=== EXTRAIT FOURNI ===
L'œuvre rossinienne misait déjà à son époque sur la modernité d'une apostrophe au public par ses personnages : ici la connexion est plus directe encore, puisque la scène devient un plateau de tournage racontant une histoire d’amour extra-conjugal dans les années 1960. Nombreux projecteurs, maquilleuses aux petits soins, sièges de cinéma nominatifs, figurants : le fourmillement du cinéma rencontre celui de l’opéra ainsi que de la télévision, avec une retransmission en direct sur plusieurs écrans d'images filmées par les cameramen (jusqu'aux gros plans).
Le millimétrage est tenu, pour un résultat rythmé comme la musique de Rossini dont l'opéra pourrait devenir le dernier Woody Allen (Rifkin’s festival) avec ce mari âgé, désabusé et caractériel, cette jeune femme charmée de la nouveauté, romantique et légèrement manipulatrice … le tout dans une Italie cinématographique pleine d'allégresse, avec le soupçon d’absurde et d’humour décalé à la Sorrentino dans La grande bellezza. Le personnage du poète dans l'opéra (Prosdocimo) se transforme même en réalisateur, dirigeant l’action des personnages et communiquant avec le public.
La musique de Rossini est menée par l’Orchestre de l'Opéra Royal de Wallonie-Liège avec une vivacité de propos dans un naturel déconcertant tout en sachant bifurquer vers les sentiments changeants de cette histoire. Le rythme est tenu avec la densité de la partition, dans une maîtrise de l’éclat demandé, le tout traduisant la fugacité et vivacité de l'intrigue et de la musique (Rossini n'a alors que 22 ans). Tout cela alors que Giuseppe Finzi dirige pour la première fois cet opus et en cette maison.
Parfois cachés derrière des masques effrayants, les chœurs préparés par Denis Segond s'expriment avec un grand naturel sur scène, formant des effets de foule avec une belle densité : toujours investis également sur le plan vocal.
Les solistes se plongent également dans le propos scénique, formant un casting avec une force cinégénique. Le décor aide, mais leur jeu semble extrêmement naturel, se détachant de tout cliché. Bruno de Simone campe un Don Geronio extrêmement vif et attachant. Le jeu s’exprime à la mesure de la voix avec une prosodie naturelle, puissante et expressive. Le phrasé appuyé et véloce du baryton-basse lui confèrent une présence vocale remarquée tandis que son jeu hilarant mêle une certaine folie et lassitude, le tout recevant une ovation du public.
La soprano Elena Galitskaya incarne l’amante volage avec une précision remarquée. À la fois actrice, héroïne de télénovela, tragédienne, comédienne et chanteuse, sa Fiorilla se dessine et s’observe avec mille facettes, pétillantes et véloces. Les arias sonnent légères et sans effort, tandis que son jeu détaché et libre atomise tout sur son passage. Turcs, italiens ni liégeois ne résistent à la finesse de ses vibrati et lui auraient certainement remis un prix de La Mostra pour son jeu d’actrice.

=== TÂCHES À RÉALISER ===
a - Dans la critique de l'opéra de Rossini, qui a préparé les chœurs ?
b - Rédigez la suite de la critique de l'opéra de Rossini, à partir de sa dernière phrase.

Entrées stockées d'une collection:
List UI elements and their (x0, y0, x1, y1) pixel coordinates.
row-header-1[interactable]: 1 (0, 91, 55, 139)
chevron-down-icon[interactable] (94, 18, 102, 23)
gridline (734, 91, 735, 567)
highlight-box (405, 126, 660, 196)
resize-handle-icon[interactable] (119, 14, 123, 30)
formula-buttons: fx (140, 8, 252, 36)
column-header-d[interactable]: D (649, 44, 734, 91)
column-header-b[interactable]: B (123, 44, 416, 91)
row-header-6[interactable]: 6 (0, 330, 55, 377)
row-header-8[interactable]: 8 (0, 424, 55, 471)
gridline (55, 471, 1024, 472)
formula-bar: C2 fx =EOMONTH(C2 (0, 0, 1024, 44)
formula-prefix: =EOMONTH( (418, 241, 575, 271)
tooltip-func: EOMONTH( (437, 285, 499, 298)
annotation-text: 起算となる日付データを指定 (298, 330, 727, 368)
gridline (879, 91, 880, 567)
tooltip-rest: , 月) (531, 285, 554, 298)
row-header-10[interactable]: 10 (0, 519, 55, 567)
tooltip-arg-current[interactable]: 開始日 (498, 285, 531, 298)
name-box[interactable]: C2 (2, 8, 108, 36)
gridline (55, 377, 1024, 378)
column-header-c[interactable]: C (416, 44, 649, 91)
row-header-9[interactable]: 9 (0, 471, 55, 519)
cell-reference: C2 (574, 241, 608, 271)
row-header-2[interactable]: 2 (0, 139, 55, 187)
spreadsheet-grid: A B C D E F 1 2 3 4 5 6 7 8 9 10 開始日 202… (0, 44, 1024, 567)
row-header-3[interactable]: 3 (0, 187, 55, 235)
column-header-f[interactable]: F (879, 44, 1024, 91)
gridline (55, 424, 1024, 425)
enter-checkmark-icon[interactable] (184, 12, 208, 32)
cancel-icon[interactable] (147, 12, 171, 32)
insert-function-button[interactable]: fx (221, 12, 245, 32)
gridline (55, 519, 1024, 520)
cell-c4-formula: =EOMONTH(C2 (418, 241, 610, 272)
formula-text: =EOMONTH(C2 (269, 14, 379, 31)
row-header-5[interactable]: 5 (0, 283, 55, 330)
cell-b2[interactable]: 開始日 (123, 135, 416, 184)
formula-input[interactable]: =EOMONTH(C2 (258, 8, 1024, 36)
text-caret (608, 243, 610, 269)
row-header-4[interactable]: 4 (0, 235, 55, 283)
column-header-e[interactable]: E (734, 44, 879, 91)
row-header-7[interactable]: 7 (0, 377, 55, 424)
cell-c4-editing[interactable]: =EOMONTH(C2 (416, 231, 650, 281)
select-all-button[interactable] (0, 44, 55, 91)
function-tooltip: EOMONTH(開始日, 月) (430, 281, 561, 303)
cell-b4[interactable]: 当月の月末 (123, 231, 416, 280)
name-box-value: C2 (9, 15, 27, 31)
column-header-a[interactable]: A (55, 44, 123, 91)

=== RÉSULTATS DE L'EXERCICE ===
a - Denis Segond.

b -
Guido Loconsolo (Selim) s'impose en typique bellâtre charmeur d’opéra avec une voix de baryton bel-cantiste sûre et directe. Pour ses débuts dans la maison, son jeu est détaché et charismatique, sa voix précise et puissante, en imposant sa carrure face au véloce Bruno de Simone.
Mert Süngü dessine un Don Narciso au profil intéressant. Lui aussi pour ses débuts maison, le ténor reste en retrait dans le premier acte, cependant le développement dans le tragique révèle une ligne vocale présente et maîtrisée, avec des aigus tenus droits et vibrants.
Biagio Pizzuti, dans le rôle de Prosdocimo devenu cinéaste marque par une puissance vocale redoutable. La voix du baryton porte et écrase tout sur son passage, à la mesure de l’autorité de son personnage. Les lignes vocales sont directes, les tenues affirmées mais la prosodie italienne moins pointue.
Riche et ornementée, la voix de Julie Bailly enrobe généreusement ses phrases, néanmoins précises, vibrantes et travaillées. Zaida se fait ainsi la concurrente de Fiorilla, par son naturel et sa facilité.
Alexander Marev campe un Albazar puissant et opératique. Le jeune ténor déjà apprécié à Liège et qui rejoignait l'année dernière la MM Academy de La Monnaie de Bruxelles continue ainsi d'élargir son parcours avec précision et une apparente aisance.
Le public décerne une véritable ovation à ce Turc en Italie qui s'inscrit dans la tradition de l'opera buffa à Liège mais avec une grande liberté, un ton à la fois décalé mais porté par la cohérente intention de mise en scène, qui colle au sujet avec une modernité renouvelée. Opéra, cinéma, télévision : on arrête plus le progrès.